■ **WHAT TO WORK ON**:
Find how many lines contain the word "this" and state that number alone.

■ **MATERIAL PROVIDED**:
┄┄┄┄┄┄┄┄┄┄┄┄┄┄┄┄┄┄┄┄

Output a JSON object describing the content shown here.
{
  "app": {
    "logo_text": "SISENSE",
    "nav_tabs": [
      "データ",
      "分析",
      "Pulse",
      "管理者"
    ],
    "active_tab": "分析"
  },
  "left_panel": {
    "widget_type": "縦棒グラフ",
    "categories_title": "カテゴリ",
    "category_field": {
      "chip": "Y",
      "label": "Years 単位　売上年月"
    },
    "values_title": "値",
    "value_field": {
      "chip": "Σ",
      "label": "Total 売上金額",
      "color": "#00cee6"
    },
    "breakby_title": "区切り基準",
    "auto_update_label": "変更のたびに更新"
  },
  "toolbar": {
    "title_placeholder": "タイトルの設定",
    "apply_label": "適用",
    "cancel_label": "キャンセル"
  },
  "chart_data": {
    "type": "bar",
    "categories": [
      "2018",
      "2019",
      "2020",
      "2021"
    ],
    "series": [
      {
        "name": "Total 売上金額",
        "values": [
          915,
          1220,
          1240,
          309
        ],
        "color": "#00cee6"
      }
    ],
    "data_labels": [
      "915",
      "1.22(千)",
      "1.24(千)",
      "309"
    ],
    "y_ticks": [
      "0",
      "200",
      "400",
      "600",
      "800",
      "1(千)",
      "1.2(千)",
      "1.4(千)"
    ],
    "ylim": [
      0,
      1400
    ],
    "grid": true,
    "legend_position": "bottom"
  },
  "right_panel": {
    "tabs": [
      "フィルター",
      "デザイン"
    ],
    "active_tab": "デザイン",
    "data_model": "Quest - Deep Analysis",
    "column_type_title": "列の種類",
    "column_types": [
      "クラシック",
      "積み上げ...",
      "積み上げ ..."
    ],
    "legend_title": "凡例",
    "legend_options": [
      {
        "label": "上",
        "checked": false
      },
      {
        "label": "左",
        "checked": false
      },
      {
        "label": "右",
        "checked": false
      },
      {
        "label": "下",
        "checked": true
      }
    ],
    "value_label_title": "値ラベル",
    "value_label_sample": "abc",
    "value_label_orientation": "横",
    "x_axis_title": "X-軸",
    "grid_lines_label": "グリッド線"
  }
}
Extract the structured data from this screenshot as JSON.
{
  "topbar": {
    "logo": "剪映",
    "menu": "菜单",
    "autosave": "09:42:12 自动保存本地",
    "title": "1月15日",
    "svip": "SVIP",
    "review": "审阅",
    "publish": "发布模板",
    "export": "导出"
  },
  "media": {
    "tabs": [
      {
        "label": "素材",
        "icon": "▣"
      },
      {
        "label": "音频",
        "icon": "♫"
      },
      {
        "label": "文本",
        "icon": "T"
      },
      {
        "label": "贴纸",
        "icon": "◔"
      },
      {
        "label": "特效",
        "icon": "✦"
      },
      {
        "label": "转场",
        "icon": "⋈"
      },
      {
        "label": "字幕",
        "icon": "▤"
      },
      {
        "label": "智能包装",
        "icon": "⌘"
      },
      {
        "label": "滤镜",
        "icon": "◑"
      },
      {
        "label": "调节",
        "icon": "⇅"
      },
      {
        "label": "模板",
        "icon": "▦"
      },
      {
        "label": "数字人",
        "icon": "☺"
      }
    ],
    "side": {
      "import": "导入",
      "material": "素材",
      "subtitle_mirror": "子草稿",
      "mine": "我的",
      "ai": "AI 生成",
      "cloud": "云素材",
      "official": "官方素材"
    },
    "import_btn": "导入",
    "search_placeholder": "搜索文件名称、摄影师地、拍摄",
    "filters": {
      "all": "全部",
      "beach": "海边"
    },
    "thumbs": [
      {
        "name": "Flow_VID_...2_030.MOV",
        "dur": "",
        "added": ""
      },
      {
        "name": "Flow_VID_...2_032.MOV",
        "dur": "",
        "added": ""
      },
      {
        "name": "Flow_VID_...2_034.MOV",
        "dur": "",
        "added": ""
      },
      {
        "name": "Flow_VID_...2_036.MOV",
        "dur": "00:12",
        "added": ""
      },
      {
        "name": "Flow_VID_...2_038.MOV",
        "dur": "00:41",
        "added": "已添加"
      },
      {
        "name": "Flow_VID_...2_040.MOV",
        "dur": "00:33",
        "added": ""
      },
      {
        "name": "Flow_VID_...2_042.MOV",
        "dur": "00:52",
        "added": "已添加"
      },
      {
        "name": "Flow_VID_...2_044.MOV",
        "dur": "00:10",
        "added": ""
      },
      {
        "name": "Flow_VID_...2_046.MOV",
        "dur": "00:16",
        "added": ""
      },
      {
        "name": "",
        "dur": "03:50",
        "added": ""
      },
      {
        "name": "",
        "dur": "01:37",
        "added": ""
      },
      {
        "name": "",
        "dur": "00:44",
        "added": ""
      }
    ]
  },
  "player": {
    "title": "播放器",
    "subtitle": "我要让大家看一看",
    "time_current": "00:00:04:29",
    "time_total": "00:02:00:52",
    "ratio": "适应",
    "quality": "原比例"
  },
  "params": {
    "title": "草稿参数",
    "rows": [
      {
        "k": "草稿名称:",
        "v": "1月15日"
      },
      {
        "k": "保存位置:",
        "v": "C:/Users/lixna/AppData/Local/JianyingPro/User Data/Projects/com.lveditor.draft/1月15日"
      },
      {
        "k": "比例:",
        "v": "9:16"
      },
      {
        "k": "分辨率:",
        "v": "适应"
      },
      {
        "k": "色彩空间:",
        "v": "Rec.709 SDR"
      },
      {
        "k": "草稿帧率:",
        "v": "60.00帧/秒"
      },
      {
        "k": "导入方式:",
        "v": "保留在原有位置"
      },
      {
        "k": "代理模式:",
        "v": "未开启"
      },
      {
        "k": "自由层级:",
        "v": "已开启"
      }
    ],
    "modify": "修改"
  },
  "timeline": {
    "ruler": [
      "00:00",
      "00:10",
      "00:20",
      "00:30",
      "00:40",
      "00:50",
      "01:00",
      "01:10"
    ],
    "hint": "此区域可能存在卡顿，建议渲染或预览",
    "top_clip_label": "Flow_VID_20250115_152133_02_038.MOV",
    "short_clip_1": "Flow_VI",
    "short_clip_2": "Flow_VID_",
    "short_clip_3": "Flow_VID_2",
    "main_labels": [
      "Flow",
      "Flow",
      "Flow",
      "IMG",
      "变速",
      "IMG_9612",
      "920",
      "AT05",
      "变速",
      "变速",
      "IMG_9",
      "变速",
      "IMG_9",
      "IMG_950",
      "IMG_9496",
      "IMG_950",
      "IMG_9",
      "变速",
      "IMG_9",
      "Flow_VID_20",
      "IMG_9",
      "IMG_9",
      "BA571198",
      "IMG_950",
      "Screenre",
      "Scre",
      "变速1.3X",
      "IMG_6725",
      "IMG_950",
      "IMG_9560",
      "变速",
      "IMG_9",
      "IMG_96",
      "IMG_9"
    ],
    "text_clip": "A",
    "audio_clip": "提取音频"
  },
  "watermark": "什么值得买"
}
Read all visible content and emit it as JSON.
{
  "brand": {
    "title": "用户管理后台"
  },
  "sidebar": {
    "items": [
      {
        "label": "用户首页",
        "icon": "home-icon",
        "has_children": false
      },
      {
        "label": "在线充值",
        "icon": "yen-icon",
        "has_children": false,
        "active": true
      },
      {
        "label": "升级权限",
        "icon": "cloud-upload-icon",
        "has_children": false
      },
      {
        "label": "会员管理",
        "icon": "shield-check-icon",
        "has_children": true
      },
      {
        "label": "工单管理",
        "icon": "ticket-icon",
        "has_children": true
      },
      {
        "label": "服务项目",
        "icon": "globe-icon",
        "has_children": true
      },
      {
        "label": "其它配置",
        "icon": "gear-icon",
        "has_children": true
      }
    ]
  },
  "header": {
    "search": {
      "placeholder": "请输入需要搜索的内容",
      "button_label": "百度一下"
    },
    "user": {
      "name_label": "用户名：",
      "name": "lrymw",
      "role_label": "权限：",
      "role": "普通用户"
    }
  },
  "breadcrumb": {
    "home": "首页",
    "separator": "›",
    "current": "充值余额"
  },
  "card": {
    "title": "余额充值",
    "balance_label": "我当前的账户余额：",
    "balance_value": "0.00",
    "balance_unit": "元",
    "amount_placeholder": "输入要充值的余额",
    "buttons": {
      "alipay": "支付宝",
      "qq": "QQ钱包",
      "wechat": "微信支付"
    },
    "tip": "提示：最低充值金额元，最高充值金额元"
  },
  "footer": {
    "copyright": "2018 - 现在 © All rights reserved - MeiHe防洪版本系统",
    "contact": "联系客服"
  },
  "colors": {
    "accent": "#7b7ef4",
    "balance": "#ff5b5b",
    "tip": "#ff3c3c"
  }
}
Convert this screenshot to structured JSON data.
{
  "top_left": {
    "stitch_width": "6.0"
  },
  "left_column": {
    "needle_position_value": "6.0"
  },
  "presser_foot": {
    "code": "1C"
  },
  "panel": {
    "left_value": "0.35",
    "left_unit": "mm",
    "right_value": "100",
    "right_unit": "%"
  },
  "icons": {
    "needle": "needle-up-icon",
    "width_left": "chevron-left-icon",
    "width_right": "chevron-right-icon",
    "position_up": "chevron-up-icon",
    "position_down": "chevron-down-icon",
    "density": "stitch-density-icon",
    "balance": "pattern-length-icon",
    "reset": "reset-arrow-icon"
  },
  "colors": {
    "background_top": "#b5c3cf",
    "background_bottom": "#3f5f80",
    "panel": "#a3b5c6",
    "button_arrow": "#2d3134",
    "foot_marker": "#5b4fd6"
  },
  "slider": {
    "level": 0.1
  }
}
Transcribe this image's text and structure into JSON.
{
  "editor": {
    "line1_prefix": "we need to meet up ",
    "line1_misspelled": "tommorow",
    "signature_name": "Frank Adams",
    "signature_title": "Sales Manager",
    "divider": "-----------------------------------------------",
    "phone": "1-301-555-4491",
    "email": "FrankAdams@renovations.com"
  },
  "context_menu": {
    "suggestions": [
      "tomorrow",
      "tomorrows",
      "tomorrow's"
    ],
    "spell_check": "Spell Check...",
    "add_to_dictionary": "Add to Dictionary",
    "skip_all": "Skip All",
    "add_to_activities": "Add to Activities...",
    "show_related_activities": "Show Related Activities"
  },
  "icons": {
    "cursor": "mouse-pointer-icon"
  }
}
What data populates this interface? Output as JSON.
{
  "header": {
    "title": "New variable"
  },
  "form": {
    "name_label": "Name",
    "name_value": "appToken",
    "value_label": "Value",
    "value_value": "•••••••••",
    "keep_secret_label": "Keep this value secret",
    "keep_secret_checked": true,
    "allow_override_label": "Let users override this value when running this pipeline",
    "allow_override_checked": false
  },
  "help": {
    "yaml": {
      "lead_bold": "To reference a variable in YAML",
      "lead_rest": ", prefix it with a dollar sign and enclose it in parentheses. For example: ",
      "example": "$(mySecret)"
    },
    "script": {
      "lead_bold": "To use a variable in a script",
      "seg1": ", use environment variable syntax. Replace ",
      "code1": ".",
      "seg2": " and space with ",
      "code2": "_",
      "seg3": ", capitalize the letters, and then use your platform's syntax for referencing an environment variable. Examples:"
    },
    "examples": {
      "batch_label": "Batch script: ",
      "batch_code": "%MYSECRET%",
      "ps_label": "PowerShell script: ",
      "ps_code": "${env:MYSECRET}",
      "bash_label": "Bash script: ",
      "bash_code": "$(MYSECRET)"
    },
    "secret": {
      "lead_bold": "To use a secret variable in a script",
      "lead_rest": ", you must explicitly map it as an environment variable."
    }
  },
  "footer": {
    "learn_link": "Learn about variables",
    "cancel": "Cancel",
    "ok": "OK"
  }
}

┄┄┄┄┄┄┄┄┄┄┄┄┄┄┄┄┄┄┄┄

■ **FINAL RESULT**:
6